Your goal :: Rewrite every line of the listing below, replacing "check-icon" with "tick-icon" and leaving everything else unchanged. Omit the pictures from your output.

Image element box records

# # # # # # #

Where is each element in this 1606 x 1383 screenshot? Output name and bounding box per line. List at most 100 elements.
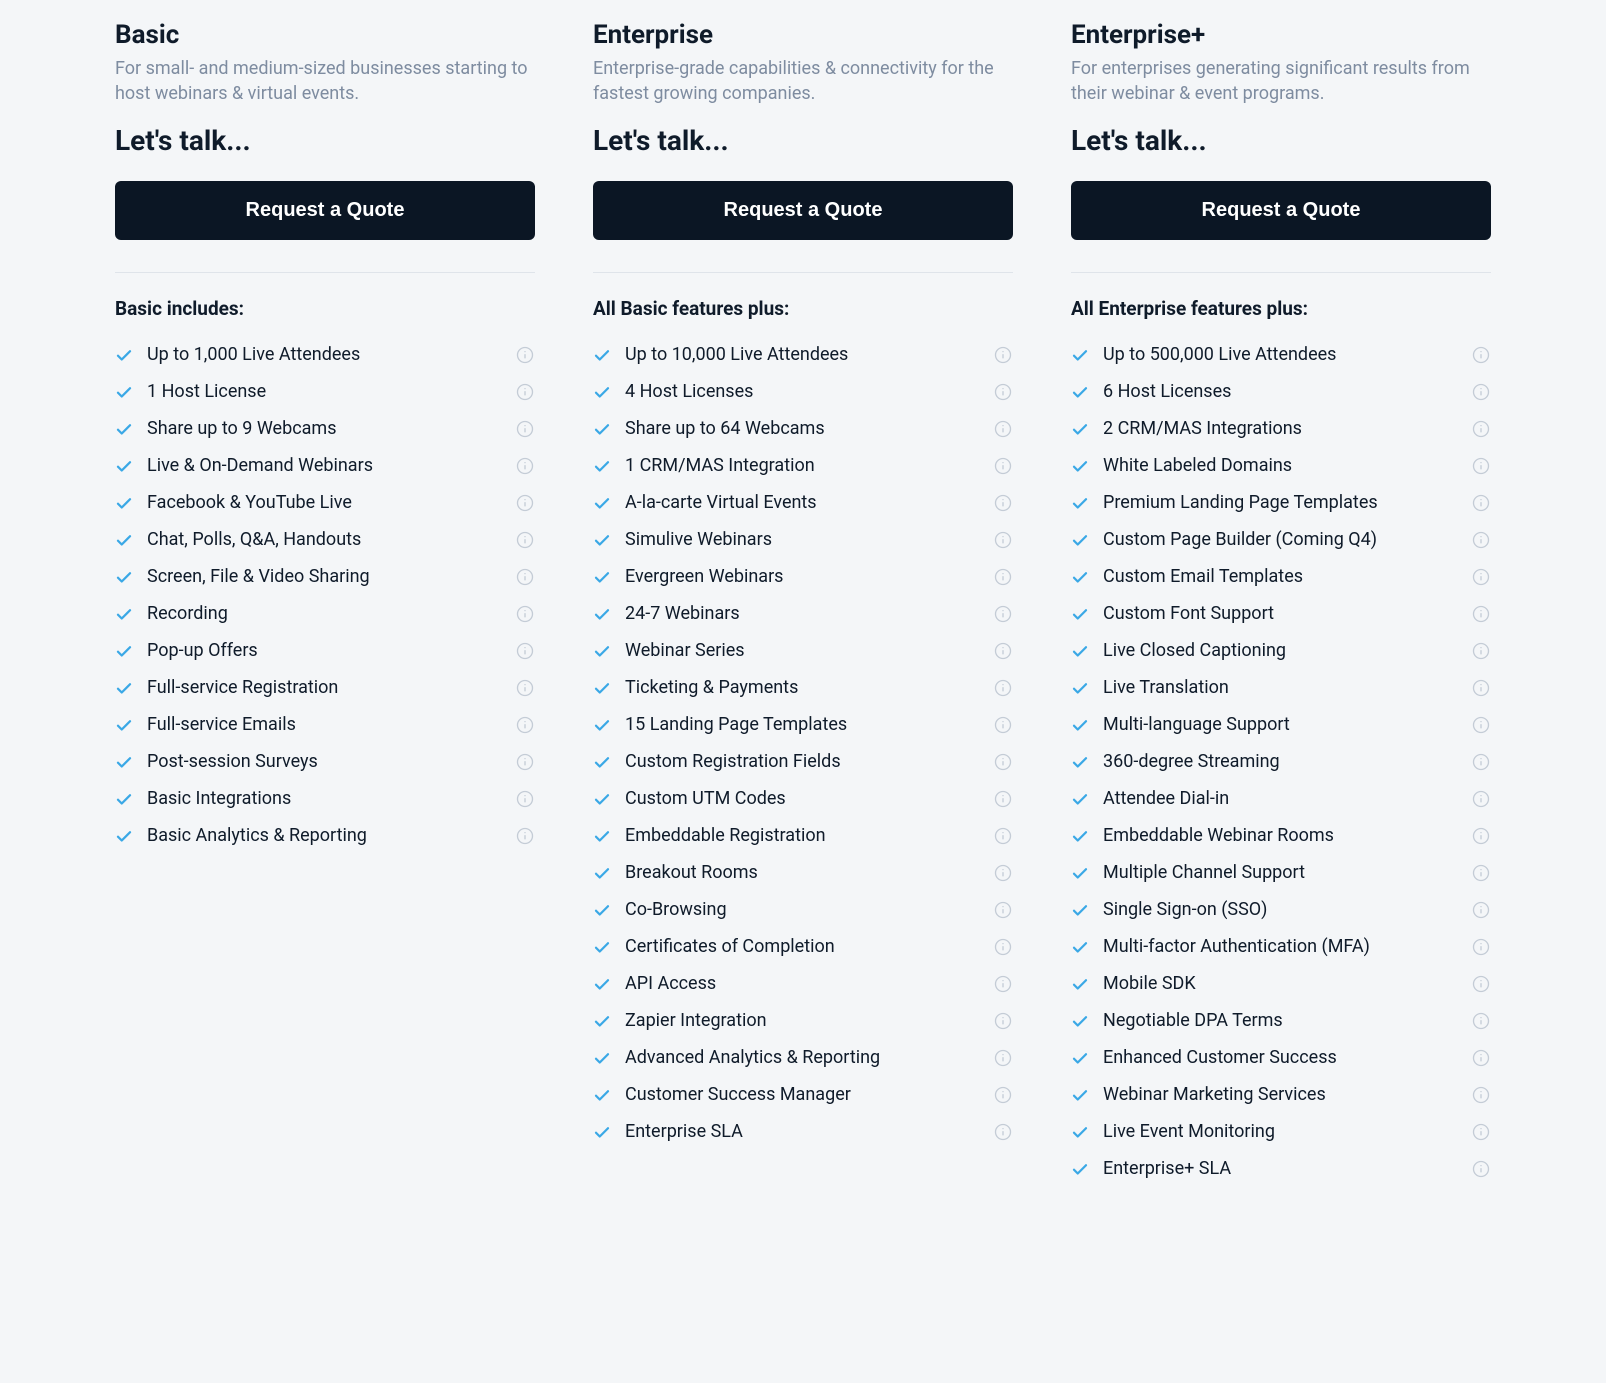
feature-item: Ticketing & Payments [593, 669, 1013, 706]
info-icon[interactable] [993, 1122, 1013, 1142]
check-icon [593, 568, 611, 586]
feature-item: Up to 500,000 Live Attendees [1071, 336, 1491, 373]
check-icon [593, 1012, 611, 1030]
check-icon [593, 605, 611, 623]
divider [115, 272, 535, 273]
feature-label: Negotiable DPA Terms [1103, 1010, 1471, 1031]
check-icon [115, 346, 133, 364]
info-icon[interactable] [993, 789, 1013, 809]
info-icon[interactable] [1471, 900, 1491, 920]
info-icon[interactable] [515, 789, 535, 809]
info-icon[interactable] [993, 900, 1013, 920]
plan-lets-talk: Let's talk... [115, 124, 535, 157]
info-icon[interactable] [1471, 937, 1491, 957]
check-icon [115, 383, 133, 401]
info-icon[interactable] [1471, 1085, 1491, 1105]
info-icon[interactable] [993, 752, 1013, 772]
info-icon[interactable] [993, 1048, 1013, 1068]
info-icon[interactable] [993, 456, 1013, 476]
check-icon [1071, 790, 1089, 808]
info-icon[interactable] [993, 863, 1013, 883]
info-icon[interactable] [515, 641, 535, 661]
info-icon[interactable] [1471, 826, 1491, 846]
info-icon[interactable] [515, 678, 535, 698]
info-icon[interactable] [1471, 974, 1491, 994]
feature-label: Up to 500,000 Live Attendees [1103, 344, 1471, 365]
info-icon[interactable] [1471, 641, 1491, 661]
check-icon [115, 531, 133, 549]
feature-label: Multi-language Support [1103, 714, 1471, 735]
check-icon [593, 420, 611, 438]
check-icon [593, 531, 611, 549]
info-icon[interactable] [993, 1085, 1013, 1105]
feature-label: 4 Host Licenses [625, 381, 993, 402]
info-icon[interactable] [515, 382, 535, 402]
info-icon[interactable] [993, 641, 1013, 661]
info-icon[interactable] [993, 493, 1013, 513]
info-icon[interactable] [1471, 456, 1491, 476]
info-icon[interactable] [993, 826, 1013, 846]
info-icon[interactable] [993, 567, 1013, 587]
info-icon[interactable] [1471, 1122, 1491, 1142]
request-quote-button[interactable]: Request a Quote [1071, 181, 1491, 240]
info-icon[interactable] [993, 678, 1013, 698]
feature-item: 24-7 Webinars [593, 595, 1013, 632]
info-icon[interactable] [1471, 382, 1491, 402]
info-icon[interactable] [1471, 604, 1491, 624]
check-icon [1071, 679, 1089, 697]
feature-label: Live Closed Captioning [1103, 640, 1471, 661]
feature-item: Co-Browsing [593, 891, 1013, 928]
info-icon[interactable] [515, 419, 535, 439]
info-icon[interactable] [1471, 715, 1491, 735]
info-icon[interactable] [515, 345, 535, 365]
check-icon [593, 383, 611, 401]
feature-label: Multi-factor Authentication (MFA) [1103, 936, 1471, 957]
feature-item: 15 Landing Page Templates [593, 706, 1013, 743]
check-icon [593, 1123, 611, 1141]
info-icon[interactable] [1471, 345, 1491, 365]
info-icon[interactable] [1471, 1159, 1491, 1179]
feature-item: Live Closed Captioning [1071, 632, 1491, 669]
feature-item: Live Event Monitoring [1071, 1113, 1491, 1150]
info-icon[interactable] [515, 456, 535, 476]
info-icon[interactable] [1471, 863, 1491, 883]
info-icon[interactable] [1471, 789, 1491, 809]
feature-item: Negotiable DPA Terms [1071, 1002, 1491, 1039]
info-icon[interactable] [1471, 530, 1491, 550]
info-icon[interactable] [1471, 1011, 1491, 1031]
feature-item: Custom Font Support [1071, 595, 1491, 632]
info-icon[interactable] [1471, 567, 1491, 587]
info-icon[interactable] [993, 345, 1013, 365]
info-icon[interactable] [515, 715, 535, 735]
info-icon[interactable] [1471, 752, 1491, 772]
info-icon[interactable] [993, 937, 1013, 957]
info-icon[interactable] [1471, 1048, 1491, 1068]
info-icon[interactable] [993, 419, 1013, 439]
feature-item: 6 Host Licenses [1071, 373, 1491, 410]
feature-label: Basic Analytics & Reporting [147, 825, 515, 846]
info-icon[interactable] [515, 530, 535, 550]
check-icon [1071, 420, 1089, 438]
feature-item: Screen, File & Video Sharing [115, 558, 535, 595]
check-icon [115, 827, 133, 845]
request-quote-button[interactable]: Request a Quote [593, 181, 1013, 240]
info-icon[interactable] [515, 604, 535, 624]
info-icon[interactable] [515, 493, 535, 513]
info-icon[interactable] [993, 530, 1013, 550]
info-icon[interactable] [993, 715, 1013, 735]
request-quote-button[interactable]: Request a Quote [115, 181, 535, 240]
info-icon[interactable] [993, 1011, 1013, 1031]
feature-item: 2 CRM/MAS Integrations [1071, 410, 1491, 447]
info-icon[interactable] [515, 826, 535, 846]
feature-item: Attendee Dial-in [1071, 780, 1491, 817]
info-icon[interactable] [1471, 493, 1491, 513]
info-icon[interactable] [1471, 678, 1491, 698]
info-icon[interactable] [993, 604, 1013, 624]
info-icon[interactable] [993, 974, 1013, 994]
info-icon[interactable] [515, 752, 535, 772]
info-icon[interactable] [993, 382, 1013, 402]
info-icon[interactable] [515, 567, 535, 587]
check-icon [593, 864, 611, 882]
feature-label: Breakout Rooms [625, 862, 993, 883]
info-icon[interactable] [1471, 419, 1491, 439]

# # # # # # #

Finished answer ::
Where is each element in this 1606 x 1383 screenshot? Output name and bounding box per line. List at most 100 elements.
feature-item: Ticketing & Payments [593, 669, 1013, 706]
info-icon[interactable] [993, 1122, 1013, 1142]
tick-icon [593, 568, 611, 586]
feature-item: Up to 500,000 Live Attendees [1071, 336, 1491, 373]
tick-icon [593, 1012, 611, 1030]
tick-icon [593, 605, 611, 623]
divider [115, 272, 535, 273]
feature-label: Negotiable DPA Terms [1103, 1010, 1471, 1031]
tick-icon [115, 346, 133, 364]
info-icon[interactable] [993, 789, 1013, 809]
info-icon[interactable] [1471, 900, 1491, 920]
info-icon[interactable] [515, 789, 535, 809]
info-icon[interactable] [993, 900, 1013, 920]
plan-lets-talk: Let's talk... [115, 124, 535, 157]
info-icon[interactable] [1471, 937, 1491, 957]
tick-icon [115, 383, 133, 401]
info-icon[interactable] [1471, 1085, 1491, 1105]
info-icon[interactable] [993, 752, 1013, 772]
info-icon[interactable] [993, 1048, 1013, 1068]
info-icon[interactable] [993, 456, 1013, 476]
tick-icon [1071, 790, 1089, 808]
info-icon[interactable] [993, 863, 1013, 883]
info-icon[interactable] [515, 641, 535, 661]
info-icon[interactable] [1471, 826, 1491, 846]
info-icon[interactable] [515, 678, 535, 698]
info-icon[interactable] [1471, 974, 1491, 994]
feature-label: Up to 500,000 Live Attendees [1103, 344, 1471, 365]
info-icon[interactable] [1471, 641, 1491, 661]
tick-icon [115, 531, 133, 549]
feature-label: Multi-language Support [1103, 714, 1471, 735]
tick-icon [593, 420, 611, 438]
tick-icon [593, 531, 611, 549]
info-icon[interactable] [993, 1085, 1013, 1105]
feature-label: 4 Host Licenses [625, 381, 993, 402]
info-icon[interactable] [515, 382, 535, 402]
info-icon[interactable] [993, 641, 1013, 661]
info-icon[interactable] [993, 493, 1013, 513]
info-icon[interactable] [1471, 456, 1491, 476]
info-icon[interactable] [993, 826, 1013, 846]
info-icon[interactable] [993, 567, 1013, 587]
info-icon[interactable] [1471, 1122, 1491, 1142]
request-quote-button[interactable]: Request a Quote [1071, 181, 1491, 240]
info-icon[interactable] [993, 678, 1013, 698]
feature-item: 24-7 Webinars [593, 595, 1013, 632]
info-icon[interactable] [1471, 382, 1491, 402]
info-icon[interactable] [1471, 604, 1491, 624]
tick-icon [1071, 679, 1089, 697]
feature-label: Live Closed Captioning [1103, 640, 1471, 661]
feature-item: Co-Browsing [593, 891, 1013, 928]
info-icon[interactable] [515, 419, 535, 439]
info-icon[interactable] [1471, 715, 1491, 735]
info-icon[interactable] [515, 345, 535, 365]
tick-icon [593, 383, 611, 401]
feature-label: Multi-factor Authentication (MFA) [1103, 936, 1471, 957]
feature-item: 15 Landing Page Templates [593, 706, 1013, 743]
tick-icon [593, 1123, 611, 1141]
info-icon[interactable] [1471, 345, 1491, 365]
info-icon[interactable] [1471, 1159, 1491, 1179]
feature-item: Live Closed Captioning [1071, 632, 1491, 669]
feature-item: Live Event Monitoring [1071, 1113, 1491, 1150]
info-icon[interactable] [515, 456, 535, 476]
info-icon[interactable] [1471, 863, 1491, 883]
info-icon[interactable] [1471, 789, 1491, 809]
feature-item: Negotiable DPA Terms [1071, 1002, 1491, 1039]
info-icon[interactable] [1471, 530, 1491, 550]
info-icon[interactable] [1471, 1011, 1491, 1031]
feature-item: Custom Font Support [1071, 595, 1491, 632]
info-icon[interactable] [1471, 567, 1491, 587]
info-icon[interactable] [993, 345, 1013, 365]
info-icon[interactable] [515, 715, 535, 735]
info-icon[interactable] [1471, 752, 1491, 772]
info-icon[interactable] [993, 937, 1013, 957]
info-icon[interactable] [1471, 1048, 1491, 1068]
info-icon[interactable] [993, 419, 1013, 439]
feature-item: 6 Host Licenses [1071, 373, 1491, 410]
feature-label: Basic Analytics & Reporting [147, 825, 515, 846]
info-icon[interactable] [515, 530, 535, 550]
tick-icon [1071, 420, 1089, 438]
feature-item: Screen, File & Video Sharing [115, 558, 535, 595]
tick-icon [115, 827, 133, 845]
request-quote-button[interactable]: Request a Quote [593, 181, 1013, 240]
info-icon[interactable] [515, 604, 535, 624]
info-icon[interactable] [515, 493, 535, 513]
info-icon[interactable] [993, 530, 1013, 550]
info-icon[interactable] [993, 715, 1013, 735]
request-quote-button[interactable]: Request a Quote [115, 181, 535, 240]
info-icon[interactable] [993, 1011, 1013, 1031]
feature-item: 2 CRM/MAS Integrations [1071, 410, 1491, 447]
info-icon[interactable] [515, 826, 535, 846]
feature-item: Attendee Dial-in [1071, 780, 1491, 817]
info-icon[interactable] [1471, 493, 1491, 513]
info-icon[interactable] [1471, 678, 1491, 698]
info-icon[interactable] [993, 604, 1013, 624]
info-icon[interactable] [993, 974, 1013, 994]
info-icon[interactable] [515, 752, 535, 772]
info-icon[interactable] [993, 382, 1013, 402]
info-icon[interactable] [515, 567, 535, 587]
tick-icon [593, 864, 611, 882]
feature-label: Breakout Rooms [625, 862, 993, 883]
info-icon[interactable] [1471, 419, 1491, 439]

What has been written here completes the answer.